» What you will do
Transcribe the material verbatim in full; the pictures do not belong in the copy.

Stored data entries
START

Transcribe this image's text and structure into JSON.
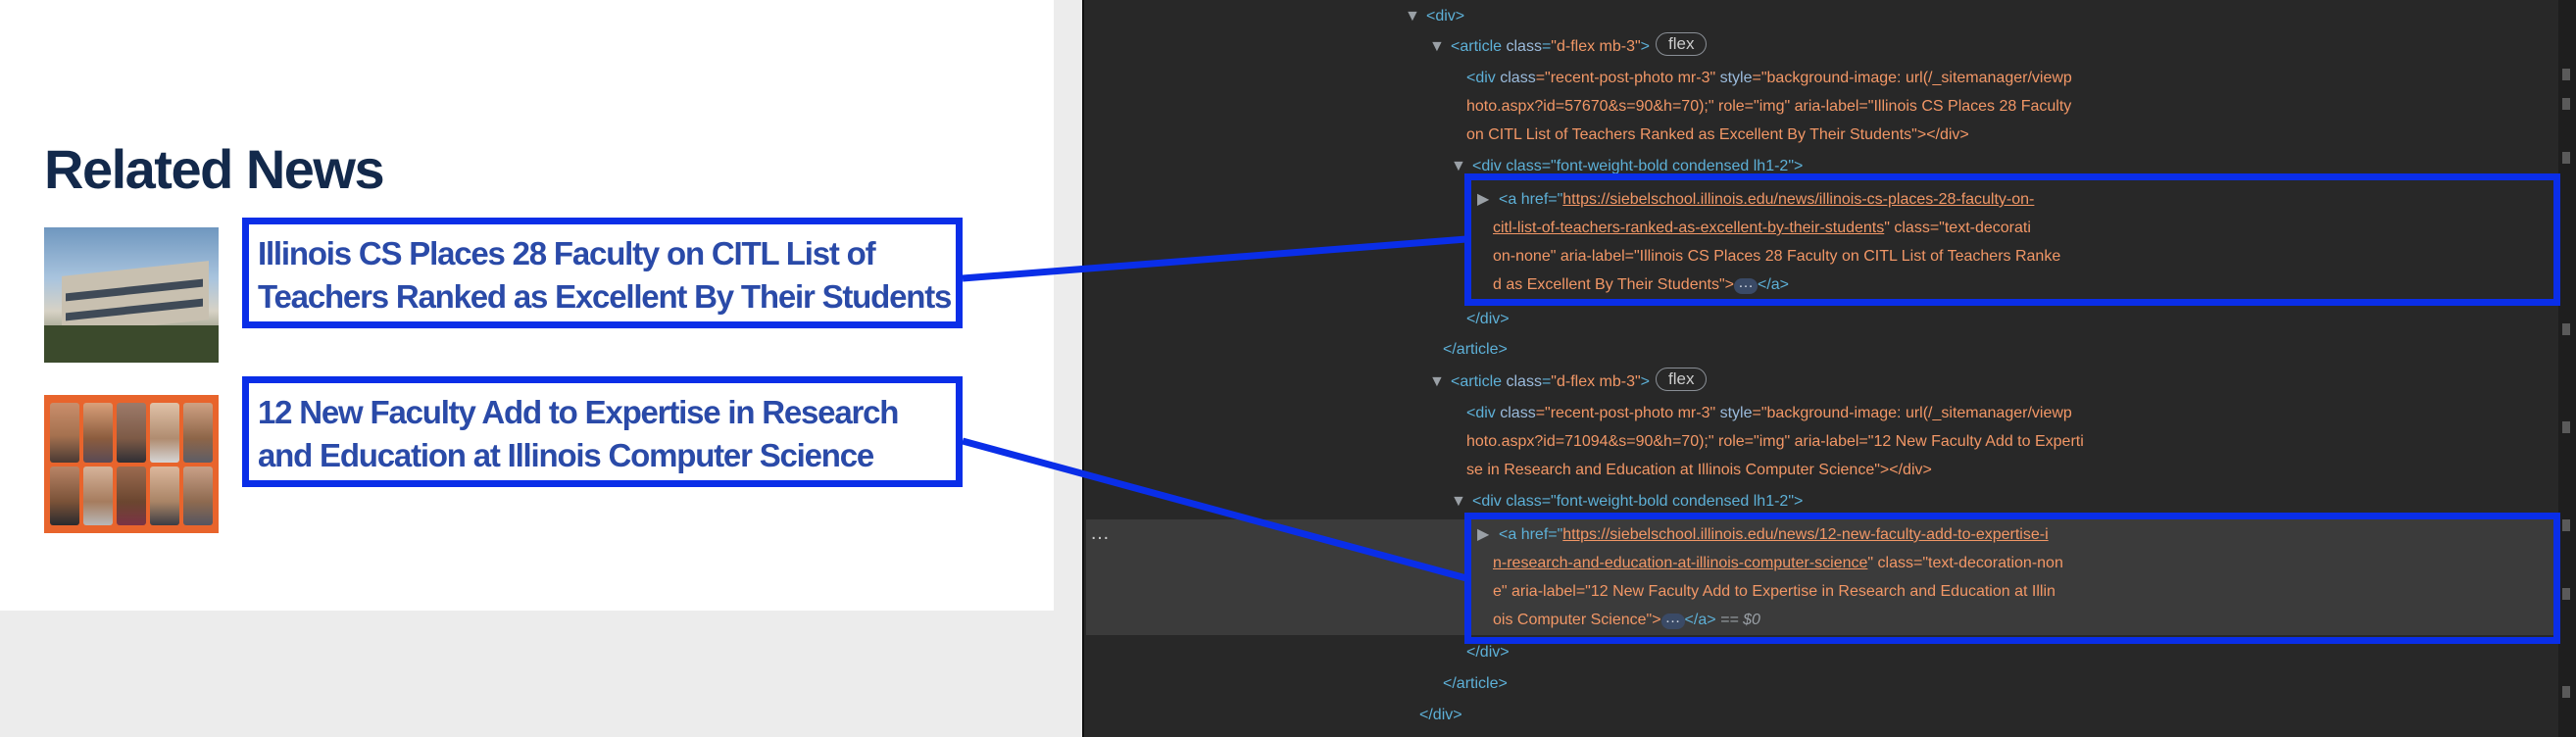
{
  "webpage": {
    "section_title": "Related News",
    "news": [
      {
        "headline": "Illinois CS Places 28 Faculty on CITL List of Teachers Ranked as Excellent By Their Students"
      },
      {
        "headline": "12 New Faculty Add to Expertise in Research and Education at Illinois Computer Science"
      }
    ]
  },
  "devtools": {
    "lines": {
      "l1_tag": "<div>",
      "l2_tag_open": "<article",
      "l2_attr": "class",
      "l2_val": "\"d-flex mb-3\"",
      "l2_close": ">",
      "l2_badge": "flex",
      "l3_a": "<div ",
      "l3_b": "class",
      "l3_c": "=\"recent-post-photo mr-3\" ",
      "l3_d": "style",
      "l3_e": "=\"background-image: url(/_sitemanager/viewp",
      "l4": "hoto.aspx?id=57670&s=90&h=70);\" role=\"img\" aria-label=\"Illinois CS Places 28 Faculty",
      "l5": "on CITL List of Teachers Ranked as Excellent By Their Students\"></div>",
      "l6": "<div class=\"font-weight-bold condensed lh1-2\">",
      "l7_a": "<a href=\"",
      "l7_url": "https://siebelschool.illinois.edu/news/illinois-cs-places-28-faculty-on-",
      "l8_url": "citl-list-of-teachers-ranked-as-excellent-by-their-students",
      "l8_b": "\" class=\"text-decorati",
      "l9": "on-none\" aria-label=\"Illinois CS Places 28 Faculty on CITL List of Teachers Ranke",
      "l10_a": "d as Excellent By Their Students\">",
      "l10_ell": "…",
      "l10_b": "</a>",
      "l11": "</div>",
      "l12": "</article>",
      "l13_tag_open": "<article",
      "l13_attr": "class",
      "l13_val": "\"d-flex mb-3\"",
      "l13_close": ">",
      "l13_badge": "flex",
      "l14_a": "<div ",
      "l14_b": "class",
      "l14_c": "=\"recent-post-photo mr-3\" ",
      "l14_d": "style",
      "l14_e": "=\"background-image: url(/_sitemanager/viewp",
      "l15": "hoto.aspx?id=71094&s=90&h=70);\" role=\"img\" aria-label=\"12 New Faculty Add to Experti",
      "l16": "se in Research and Education at Illinois Computer Science\"></div>",
      "l17": "<div class=\"font-weight-bold condensed lh1-2\">",
      "l18_a": "<a href=\"",
      "l18_url": "https://siebelschool.illinois.edu/news/12-new-faculty-add-to-expertise-i",
      "l19_url": "n-research-and-education-at-illinois-computer-science",
      "l19_b": "\" class=\"text-decoration-non",
      "l20": "e\" aria-label=\"12 New Faculty Add to Expertise in Research and Education at Illin",
      "l21_a": "ois Computer Science\">",
      "l21_ell": "…",
      "l21_b": "</a>",
      "l21_eq": " == $0",
      "l22": "</div>",
      "l23": "</article>",
      "l24": "</div>",
      "selected_dots": "…"
    }
  },
  "colors": {
    "highlight": "#0a2ee8",
    "title": "#13294b",
    "link": "#2a4aa8"
  }
}
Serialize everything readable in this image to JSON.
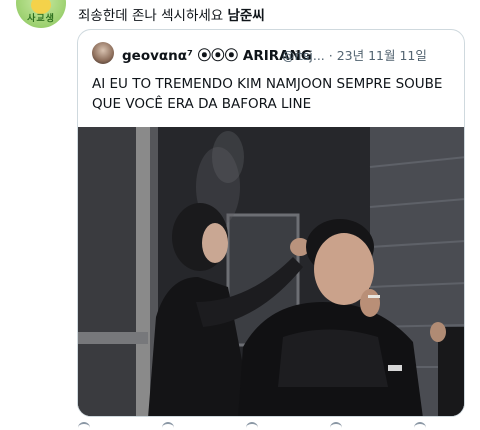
{
  "reply": {
    "text_prefix": "죄송한데 존나 섹시하세요",
    "text_name": "남준씨",
    "avatar_caption": "사교생"
  },
  "quoted_post": {
    "display_name": "geovαnα⁷ ⦿⦿⦿ ARIRANG",
    "handle_date": "@itsj... · 23년 11월 11일",
    "body": "AI EU TO TREMENDO KIM NAMJOON SEMPRE SOUBE QUE VOCÊ ERA DA BAFORA LINE"
  },
  "icons": {
    "action_icons": [
      "reply-icon",
      "repost-icon",
      "like-icon",
      "views-icon",
      "bookmark-icon",
      "share-icon"
    ]
  },
  "colors": {
    "text_primary": "#0f1419",
    "text_secondary": "#536471",
    "border": "#cfd9de"
  }
}
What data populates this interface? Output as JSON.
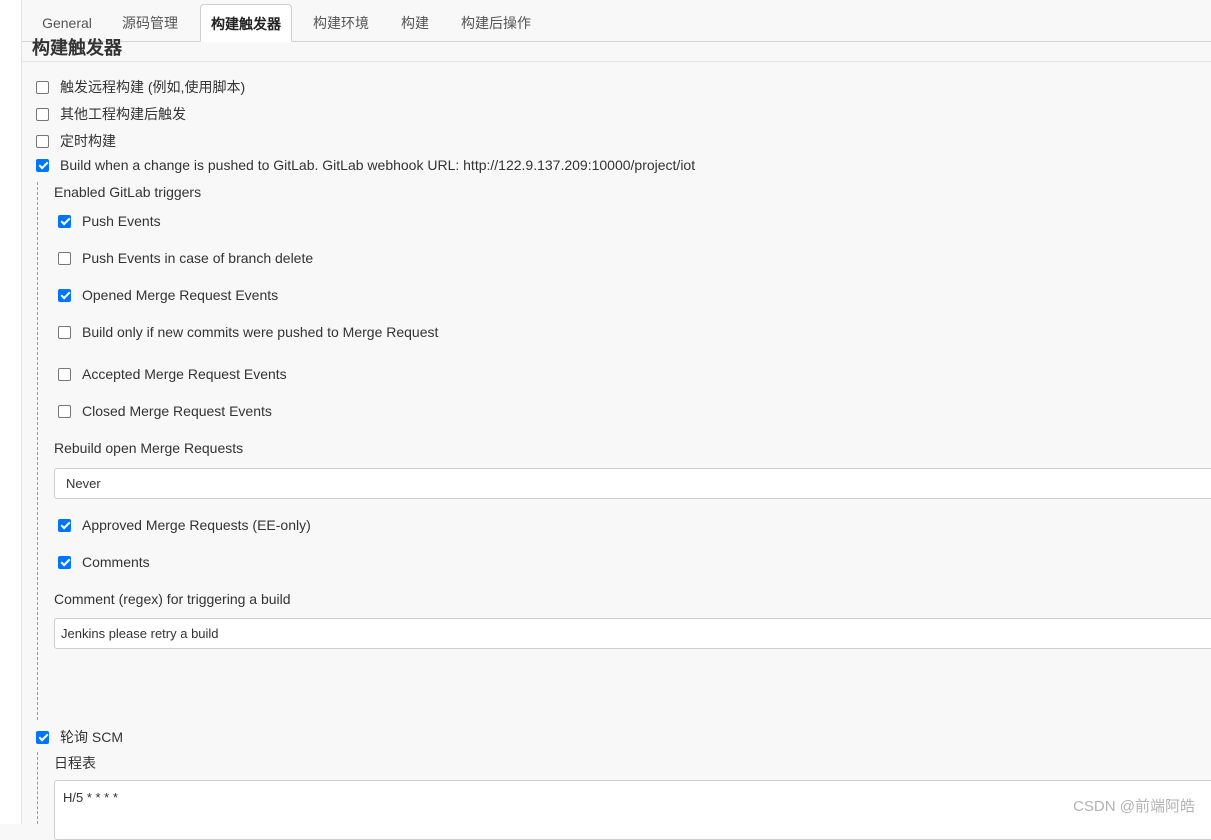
{
  "tabs": [
    {
      "label": "General"
    },
    {
      "label": "源码管理"
    },
    {
      "label": "构建触发器",
      "active": true
    },
    {
      "label": "构建环境"
    },
    {
      "label": "构建"
    },
    {
      "label": "构建后操作"
    }
  ],
  "section": {
    "title": "构建触发器"
  },
  "triggers": {
    "remote": {
      "label": "触发远程构建 (例如,使用脚本)",
      "checked": false
    },
    "after_other": {
      "label": "其他工程构建后触发",
      "checked": false
    },
    "periodic": {
      "label": "定时构建",
      "checked": false
    },
    "gitlab": {
      "label": "Build when a change is pushed to GitLab. GitLab webhook URL: http://122.9.137.209:10000/project/iot",
      "checked": true
    },
    "poll_scm": {
      "label": "轮询 SCM",
      "checked": true
    }
  },
  "gitlab": {
    "enabled_triggers_label": "Enabled GitLab triggers",
    "push_events": {
      "label": "Push Events",
      "checked": true
    },
    "push_branch_delete": {
      "label": "Push Events in case of branch delete",
      "checked": false
    },
    "opened_mr": {
      "label": "Opened Merge Request Events",
      "checked": true
    },
    "build_only_new_commits": {
      "label": "Build only if new commits were pushed to Merge Request",
      "checked": false
    },
    "accepted_mr": {
      "label": "Accepted Merge Request Events",
      "checked": false
    },
    "closed_mr": {
      "label": "Closed Merge Request Events",
      "checked": false
    },
    "rebuild_label": "Rebuild open Merge Requests",
    "rebuild_value": "Never",
    "approved_mr": {
      "label": "Approved Merge Requests (EE-only)",
      "checked": true
    },
    "comments": {
      "label": "Comments",
      "checked": true
    },
    "comment_regex_label": "Comment (regex) for triggering a build",
    "comment_regex_value": "Jenkins please retry a build"
  },
  "scm": {
    "schedule_label": "日程表",
    "schedule_value": "H/5 * * * *"
  },
  "watermark": "CSDN @前端阿皓",
  "colors": {
    "checkbox_checked": "#0075ff",
    "background": "#f8f8f8"
  }
}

END

» Answer for this exercise
Transcribe this image's text and structure into JSON.
{
  "webpage": {
    "section_title": "Related News",
    "news": [
      {
        "headline": "Illinois CS Places 28 Faculty on CITL List of Teachers Ranked as Excellent By Their Students"
      },
      {
        "headline": "12 New Faculty Add to Expertise in Research and Education at Illinois Computer Science"
      }
    ]
  },
  "devtools": {
    "lines": {
      "l1_tag": "<div>",
      "l2_tag_open": "<article",
      "l2_attr": "class",
      "l2_val": "\"d-flex mb-3\"",
      "l2_close": ">",
      "l2_badge": "flex",
      "l3_a": "<div ",
      "l3_b": "class",
      "l3_c": "=\"recent-post-photo mr-3\" ",
      "l3_d": "style",
      "l3_e": "=\"background-image: url(/_sitemanager/viewp",
      "l4": "hoto.aspx?id=57670&s=90&h=70);\" role=\"img\" aria-label=\"Illinois CS Places 28 Faculty",
      "l5": "on CITL List of Teachers Ranked as Excellent By Their Students\"></div>",
      "l6": "<div class=\"font-weight-bold condensed lh1-2\">",
      "l7_a": "<a href=\"",
      "l7_url": "https://siebelschool.illinois.edu/news/illinois-cs-places-28-faculty-on-",
      "l8_url": "citl-list-of-teachers-ranked-as-excellent-by-their-students",
      "l8_b": "\" class=\"text-decorati",
      "l9": "on-none\" aria-label=\"Illinois CS Places 28 Faculty on CITL List of Teachers Ranke",
      "l10_a": "d as Excellent By Their Students\">",
      "l10_ell": "…",
      "l10_b": "</a>",
      "l11": "</div>",
      "l12": "</article>",
      "l13_tag_open": "<article",
      "l13_attr": "class",
      "l13_val": "\"d-flex mb-3\"",
      "l13_close": ">",
      "l13_badge": "flex",
      "l14_a": "<div ",
      "l14_b": "class",
      "l14_c": "=\"recent-post-photo mr-3\" ",
      "l14_d": "style",
      "l14_e": "=\"background-image: url(/_sitemanager/viewp",
      "l15": "hoto.aspx?id=71094&s=90&h=70);\" role=\"img\" aria-label=\"12 New Faculty Add to Experti",
      "l16": "se in Research and Education at Illinois Computer Science\"></div>",
      "l17": "<div class=\"font-weight-bold condensed lh1-2\">",
      "l18_a": "<a href=\"",
      "l18_url": "https://siebelschool.illinois.edu/news/12-new-faculty-add-to-expertise-i",
      "l19_url": "n-research-and-education-at-illinois-computer-science",
      "l19_b": "\" class=\"text-decoration-non",
      "l20": "e\" aria-label=\"12 New Faculty Add to Expertise in Research and Education at Illin",
      "l21_a": "ois Computer Science\">",
      "l21_ell": "…",
      "l21_b": "</a>",
      "l21_eq": " == $0",
      "l22": "</div>",
      "l23": "</article>",
      "l24": "</div>",
      "selected_dots": "…"
    }
  },
  "colors": {
    "highlight": "#0a2ee8",
    "title": "#13294b",
    "link": "#2a4aa8"
  }
}
Serialize everything readable in this image to JSON.
{
  "reply": {
    "text_prefix": "죄송한데 존나 섹시하세요",
    "text_name": "남준씨",
    "avatar_caption": "사교생"
  },
  "quoted_post": {
    "display_name": "geovαnα⁷ ⦿⦿⦿ ARIRANG",
    "handle_date": "@itsj... · 23년 11월 11일",
    "body": "AI EU TO TREMENDO KIM NAMJOON SEMPRE SOUBE QUE VOCÊ ERA DA BAFORA LINE"
  },
  "icons": {
    "action_icons": [
      "reply-icon",
      "repost-icon",
      "like-icon",
      "views-icon",
      "bookmark-icon",
      "share-icon"
    ]
  },
  "colors": {
    "text_primary": "#0f1419",
    "text_secondary": "#536471",
    "border": "#cfd9de"
  }
}
What data populates this interface? Output as JSON.
{
  "tabs": [
    {
      "label": "General"
    },
    {
      "label": "源码管理"
    },
    {
      "label": "构建触发器",
      "active": true
    },
    {
      "label": "构建环境"
    },
    {
      "label": "构建"
    },
    {
      "label": "构建后操作"
    }
  ],
  "section": {
    "title": "构建触发器"
  },
  "triggers": {
    "remote": {
      "label": "触发远程构建 (例如,使用脚本)",
      "checked": false
    },
    "after_other": {
      "label": "其他工程构建后触发",
      "checked": false
    },
    "periodic": {
      "label": "定时构建",
      "checked": false
    },
    "gitlab": {
      "label": "Build when a change is pushed to GitLab. GitLab webhook URL: http://122.9.137.209:10000/project/iot",
      "checked": true
    },
    "poll_scm": {
      "label": "轮询 SCM",
      "checked": true
    }
  },
  "gitlab": {
    "enabled_triggers_label": "Enabled GitLab triggers",
    "push_events": {
      "label": "Push Events",
      "checked": true
    },
    "push_branch_delete": {
      "label": "Push Events in case of branch delete",
      "checked": false
    },
    "opened_mr": {
      "label": "Opened Merge Request Events",
      "checked": true
    },
    "build_only_new_commits": {
      "label": "Build only if new commits were pushed to Merge Request",
      "checked": false
    },
    "accepted_mr": {
      "label": "Accepted Merge Request Events",
      "checked": false
    },
    "closed_mr": {
      "label": "Closed Merge Request Events",
      "checked": false
    },
    "rebuild_label": "Rebuild open Merge Requests",
    "rebuild_value": "Never",
    "approved_mr": {
      "label": "Approved Merge Requests (EE-only)",
      "checked": true
    },
    "comments": {
      "label": "Comments",
      "checked": true
    },
    "comment_regex_label": "Comment (regex) for triggering a build",
    "comment_regex_value": "Jenkins please retry a build"
  },
  "scm": {
    "schedule_label": "日程表",
    "schedule_value": "H/5 * * * *"
  },
  "watermark": "CSDN @前端阿皓",
  "colors": {
    "checkbox_checked": "#0075ff",
    "background": "#f8f8f8"
  }
}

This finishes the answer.